_Given task_
Read the lines below. Copy out any that hold the string "image".

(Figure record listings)
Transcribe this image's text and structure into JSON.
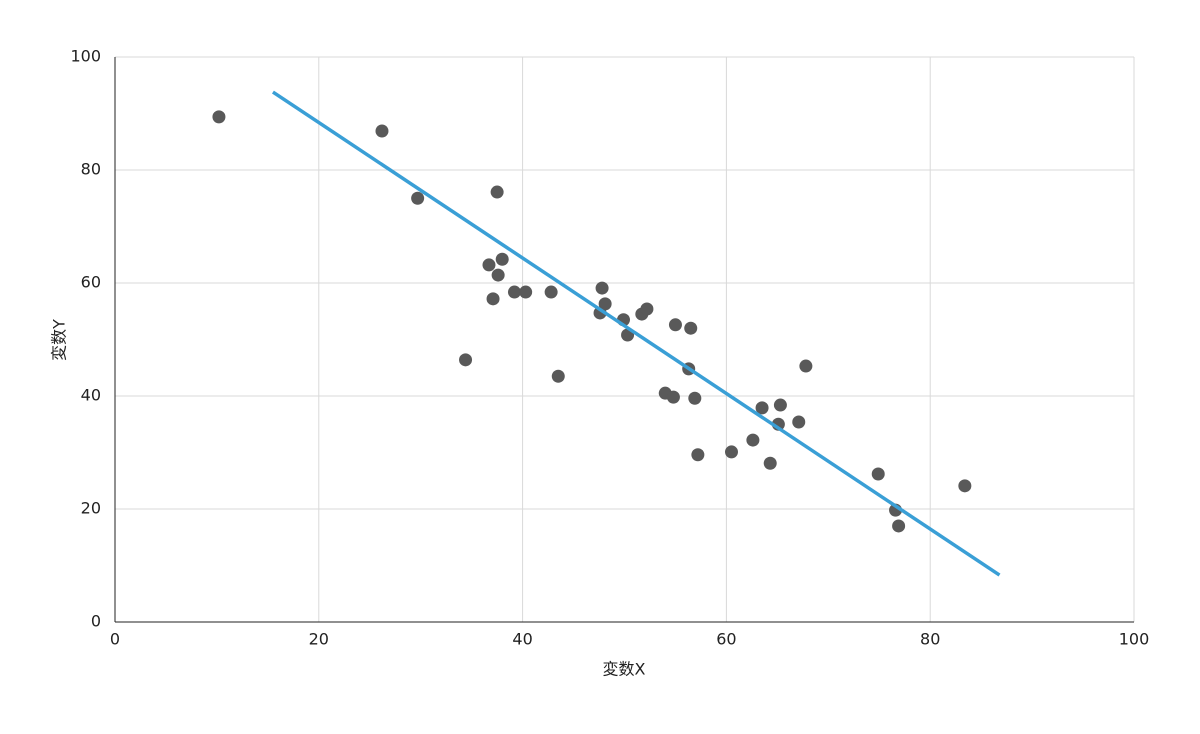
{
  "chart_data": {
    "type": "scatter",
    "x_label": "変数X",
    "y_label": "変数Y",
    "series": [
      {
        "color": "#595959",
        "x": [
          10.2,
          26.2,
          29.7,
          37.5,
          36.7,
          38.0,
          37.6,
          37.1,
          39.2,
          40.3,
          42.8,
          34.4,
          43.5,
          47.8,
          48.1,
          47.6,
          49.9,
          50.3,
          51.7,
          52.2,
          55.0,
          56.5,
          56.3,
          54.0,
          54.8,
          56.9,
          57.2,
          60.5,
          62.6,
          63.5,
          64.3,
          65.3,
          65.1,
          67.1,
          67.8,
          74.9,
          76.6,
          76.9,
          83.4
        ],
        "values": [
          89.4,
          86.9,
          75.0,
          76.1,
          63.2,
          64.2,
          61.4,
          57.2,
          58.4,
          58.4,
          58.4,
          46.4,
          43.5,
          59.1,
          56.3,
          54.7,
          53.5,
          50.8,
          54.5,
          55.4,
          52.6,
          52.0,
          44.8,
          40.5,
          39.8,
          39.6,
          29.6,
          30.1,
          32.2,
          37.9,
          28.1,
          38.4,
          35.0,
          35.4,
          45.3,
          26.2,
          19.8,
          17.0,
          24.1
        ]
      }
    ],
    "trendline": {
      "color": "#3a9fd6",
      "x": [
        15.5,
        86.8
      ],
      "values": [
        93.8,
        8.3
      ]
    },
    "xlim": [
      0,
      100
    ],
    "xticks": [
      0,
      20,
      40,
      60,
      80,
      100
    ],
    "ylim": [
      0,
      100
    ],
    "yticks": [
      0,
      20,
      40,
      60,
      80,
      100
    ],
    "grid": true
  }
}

* * *

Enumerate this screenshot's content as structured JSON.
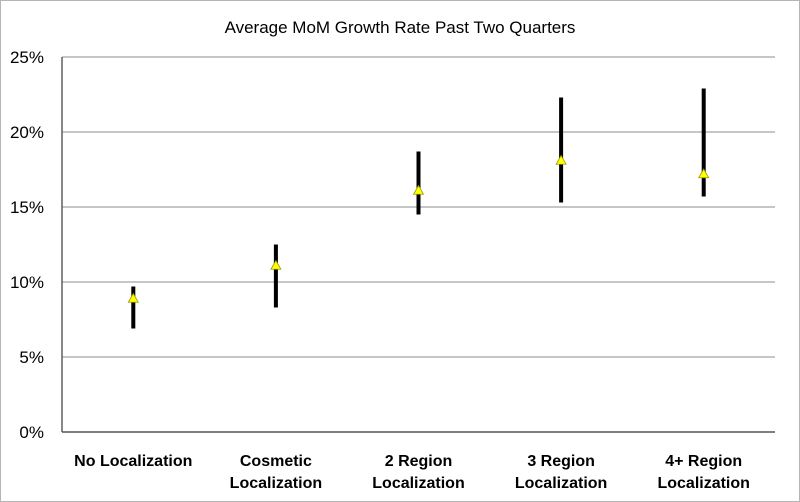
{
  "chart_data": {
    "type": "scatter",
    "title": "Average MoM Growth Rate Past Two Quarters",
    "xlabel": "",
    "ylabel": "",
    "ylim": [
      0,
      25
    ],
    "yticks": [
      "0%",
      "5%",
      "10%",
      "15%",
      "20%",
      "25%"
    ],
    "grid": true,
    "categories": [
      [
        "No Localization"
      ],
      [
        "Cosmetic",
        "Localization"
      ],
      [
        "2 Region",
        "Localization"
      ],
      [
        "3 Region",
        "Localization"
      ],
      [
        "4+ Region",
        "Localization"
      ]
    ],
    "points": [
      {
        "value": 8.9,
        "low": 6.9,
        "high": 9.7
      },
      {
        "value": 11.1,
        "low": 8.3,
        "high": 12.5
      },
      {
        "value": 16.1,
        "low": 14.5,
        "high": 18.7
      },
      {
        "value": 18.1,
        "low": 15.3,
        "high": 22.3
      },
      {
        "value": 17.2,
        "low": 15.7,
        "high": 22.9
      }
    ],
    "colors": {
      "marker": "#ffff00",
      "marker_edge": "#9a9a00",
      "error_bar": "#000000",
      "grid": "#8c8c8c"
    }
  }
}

==

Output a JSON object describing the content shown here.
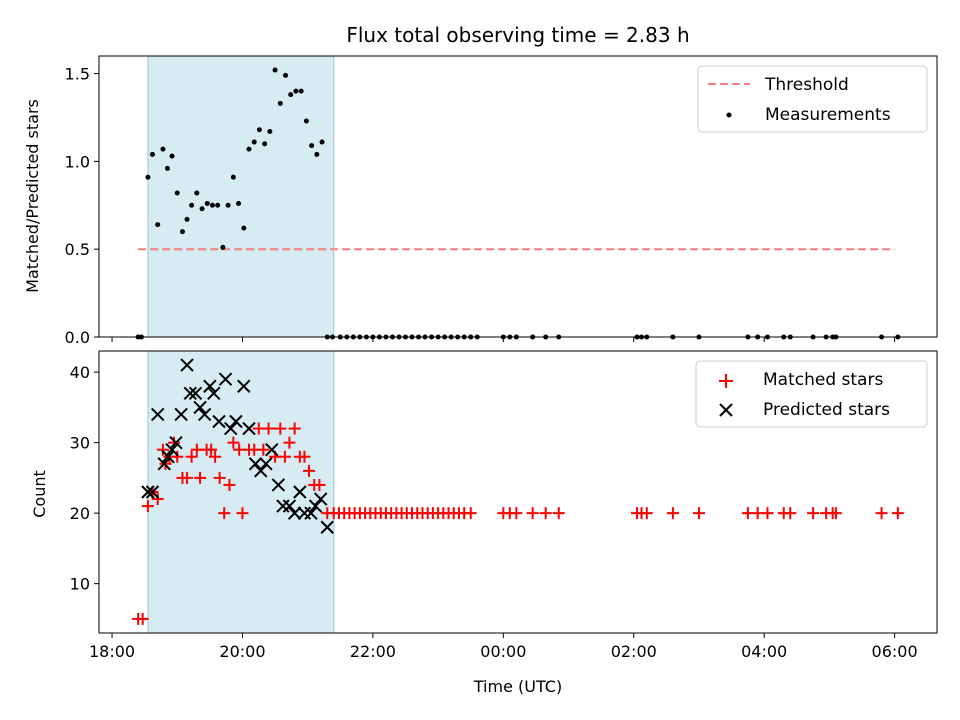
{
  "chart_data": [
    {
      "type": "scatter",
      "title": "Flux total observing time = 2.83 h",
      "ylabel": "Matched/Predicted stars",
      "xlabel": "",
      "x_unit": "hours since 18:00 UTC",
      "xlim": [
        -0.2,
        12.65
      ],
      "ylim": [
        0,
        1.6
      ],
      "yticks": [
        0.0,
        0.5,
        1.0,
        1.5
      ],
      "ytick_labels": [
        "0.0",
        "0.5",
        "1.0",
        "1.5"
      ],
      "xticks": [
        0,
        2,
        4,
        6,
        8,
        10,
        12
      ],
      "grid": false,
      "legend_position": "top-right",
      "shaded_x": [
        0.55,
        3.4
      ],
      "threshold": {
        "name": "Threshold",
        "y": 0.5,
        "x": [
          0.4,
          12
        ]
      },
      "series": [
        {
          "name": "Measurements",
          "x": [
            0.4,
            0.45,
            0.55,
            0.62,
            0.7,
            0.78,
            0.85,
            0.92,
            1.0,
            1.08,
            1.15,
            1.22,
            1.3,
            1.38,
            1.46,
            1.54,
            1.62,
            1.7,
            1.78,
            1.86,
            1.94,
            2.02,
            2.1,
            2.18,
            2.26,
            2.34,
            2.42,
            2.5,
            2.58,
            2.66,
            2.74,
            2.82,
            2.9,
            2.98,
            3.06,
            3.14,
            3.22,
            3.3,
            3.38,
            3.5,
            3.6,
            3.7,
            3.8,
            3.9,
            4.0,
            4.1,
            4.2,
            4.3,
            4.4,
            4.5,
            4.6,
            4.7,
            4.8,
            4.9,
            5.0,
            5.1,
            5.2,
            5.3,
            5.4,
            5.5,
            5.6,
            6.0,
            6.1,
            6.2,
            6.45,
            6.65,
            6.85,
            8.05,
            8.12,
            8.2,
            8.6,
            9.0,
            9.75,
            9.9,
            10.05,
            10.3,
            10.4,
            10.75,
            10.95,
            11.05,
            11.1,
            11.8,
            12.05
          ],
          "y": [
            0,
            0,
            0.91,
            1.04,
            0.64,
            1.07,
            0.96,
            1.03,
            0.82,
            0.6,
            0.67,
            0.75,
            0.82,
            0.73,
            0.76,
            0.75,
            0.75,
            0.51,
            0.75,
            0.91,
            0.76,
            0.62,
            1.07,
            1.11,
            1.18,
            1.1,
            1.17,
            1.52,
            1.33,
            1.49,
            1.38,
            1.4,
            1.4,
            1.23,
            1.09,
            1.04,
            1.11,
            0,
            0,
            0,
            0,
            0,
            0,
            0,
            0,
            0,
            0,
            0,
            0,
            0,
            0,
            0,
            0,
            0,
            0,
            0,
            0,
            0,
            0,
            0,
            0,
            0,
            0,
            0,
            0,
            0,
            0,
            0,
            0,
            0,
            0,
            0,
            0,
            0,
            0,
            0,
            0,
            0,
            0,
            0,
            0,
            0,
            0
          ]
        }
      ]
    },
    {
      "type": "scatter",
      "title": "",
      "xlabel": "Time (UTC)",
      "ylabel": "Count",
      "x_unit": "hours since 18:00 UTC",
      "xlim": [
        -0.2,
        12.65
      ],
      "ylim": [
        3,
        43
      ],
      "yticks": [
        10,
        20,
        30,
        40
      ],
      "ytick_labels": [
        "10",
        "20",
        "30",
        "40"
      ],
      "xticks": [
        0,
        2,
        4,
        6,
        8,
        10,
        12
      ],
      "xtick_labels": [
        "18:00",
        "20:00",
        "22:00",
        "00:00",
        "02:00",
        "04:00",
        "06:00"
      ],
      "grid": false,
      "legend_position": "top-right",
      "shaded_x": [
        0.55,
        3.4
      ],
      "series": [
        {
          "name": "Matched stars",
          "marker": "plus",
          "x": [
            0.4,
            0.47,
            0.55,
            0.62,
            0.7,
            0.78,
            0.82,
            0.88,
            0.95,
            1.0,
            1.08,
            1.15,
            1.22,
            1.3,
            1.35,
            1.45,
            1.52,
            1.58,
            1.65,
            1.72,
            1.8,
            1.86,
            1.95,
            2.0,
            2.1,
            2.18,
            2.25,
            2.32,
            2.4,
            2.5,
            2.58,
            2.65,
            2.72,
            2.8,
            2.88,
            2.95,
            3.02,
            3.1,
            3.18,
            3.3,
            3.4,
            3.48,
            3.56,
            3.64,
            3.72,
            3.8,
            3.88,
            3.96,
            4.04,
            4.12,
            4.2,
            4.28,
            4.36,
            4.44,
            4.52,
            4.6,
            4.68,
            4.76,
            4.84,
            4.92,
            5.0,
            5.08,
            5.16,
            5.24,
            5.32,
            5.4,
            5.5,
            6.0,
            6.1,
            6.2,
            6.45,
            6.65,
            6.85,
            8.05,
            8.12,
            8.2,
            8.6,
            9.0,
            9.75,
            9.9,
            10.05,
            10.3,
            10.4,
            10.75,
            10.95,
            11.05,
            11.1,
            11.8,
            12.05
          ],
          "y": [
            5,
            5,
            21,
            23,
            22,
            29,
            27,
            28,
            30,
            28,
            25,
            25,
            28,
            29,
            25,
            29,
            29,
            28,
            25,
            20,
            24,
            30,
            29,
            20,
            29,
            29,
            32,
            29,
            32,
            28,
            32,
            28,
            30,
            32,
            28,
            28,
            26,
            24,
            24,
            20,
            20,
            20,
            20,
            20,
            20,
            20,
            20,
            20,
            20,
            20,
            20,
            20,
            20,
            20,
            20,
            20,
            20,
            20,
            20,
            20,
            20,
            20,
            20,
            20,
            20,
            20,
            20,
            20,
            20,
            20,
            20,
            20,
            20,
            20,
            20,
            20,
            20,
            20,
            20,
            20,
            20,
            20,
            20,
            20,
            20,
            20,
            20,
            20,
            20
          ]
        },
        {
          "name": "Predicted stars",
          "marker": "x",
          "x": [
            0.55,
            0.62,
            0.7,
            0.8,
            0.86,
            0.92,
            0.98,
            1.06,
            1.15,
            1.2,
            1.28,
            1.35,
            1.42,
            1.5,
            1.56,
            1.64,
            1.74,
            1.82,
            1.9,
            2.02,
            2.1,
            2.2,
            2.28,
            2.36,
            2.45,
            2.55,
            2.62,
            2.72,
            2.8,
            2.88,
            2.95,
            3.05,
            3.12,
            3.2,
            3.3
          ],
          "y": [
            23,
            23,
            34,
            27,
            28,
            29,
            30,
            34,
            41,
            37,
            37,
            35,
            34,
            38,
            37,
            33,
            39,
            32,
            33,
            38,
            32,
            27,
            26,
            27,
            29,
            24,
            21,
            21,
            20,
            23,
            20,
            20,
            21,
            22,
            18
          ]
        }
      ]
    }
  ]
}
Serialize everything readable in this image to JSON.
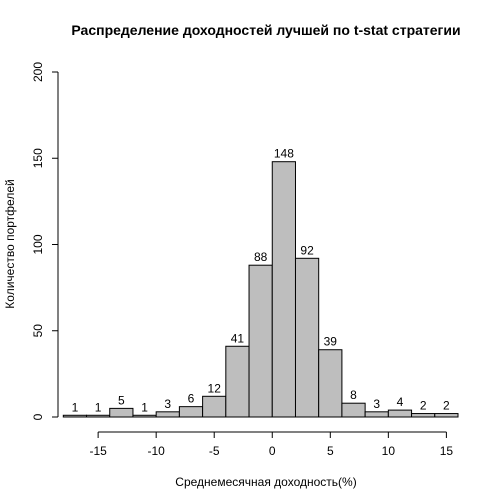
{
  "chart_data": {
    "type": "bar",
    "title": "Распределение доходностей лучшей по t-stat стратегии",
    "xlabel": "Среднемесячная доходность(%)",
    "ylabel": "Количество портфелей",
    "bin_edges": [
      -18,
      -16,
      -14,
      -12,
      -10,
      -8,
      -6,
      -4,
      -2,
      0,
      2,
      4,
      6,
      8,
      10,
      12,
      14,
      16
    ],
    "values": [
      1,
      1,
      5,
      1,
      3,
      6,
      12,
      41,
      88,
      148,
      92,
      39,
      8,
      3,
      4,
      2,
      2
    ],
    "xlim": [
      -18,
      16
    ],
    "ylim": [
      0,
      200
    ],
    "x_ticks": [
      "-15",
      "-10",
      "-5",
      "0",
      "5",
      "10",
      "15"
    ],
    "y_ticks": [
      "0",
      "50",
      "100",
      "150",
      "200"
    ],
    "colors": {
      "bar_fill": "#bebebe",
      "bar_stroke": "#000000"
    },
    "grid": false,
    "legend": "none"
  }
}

_Answer to the exercise_
Transcribe this image's text and structure into JSON.
Serialize everything readable in this image to JSON.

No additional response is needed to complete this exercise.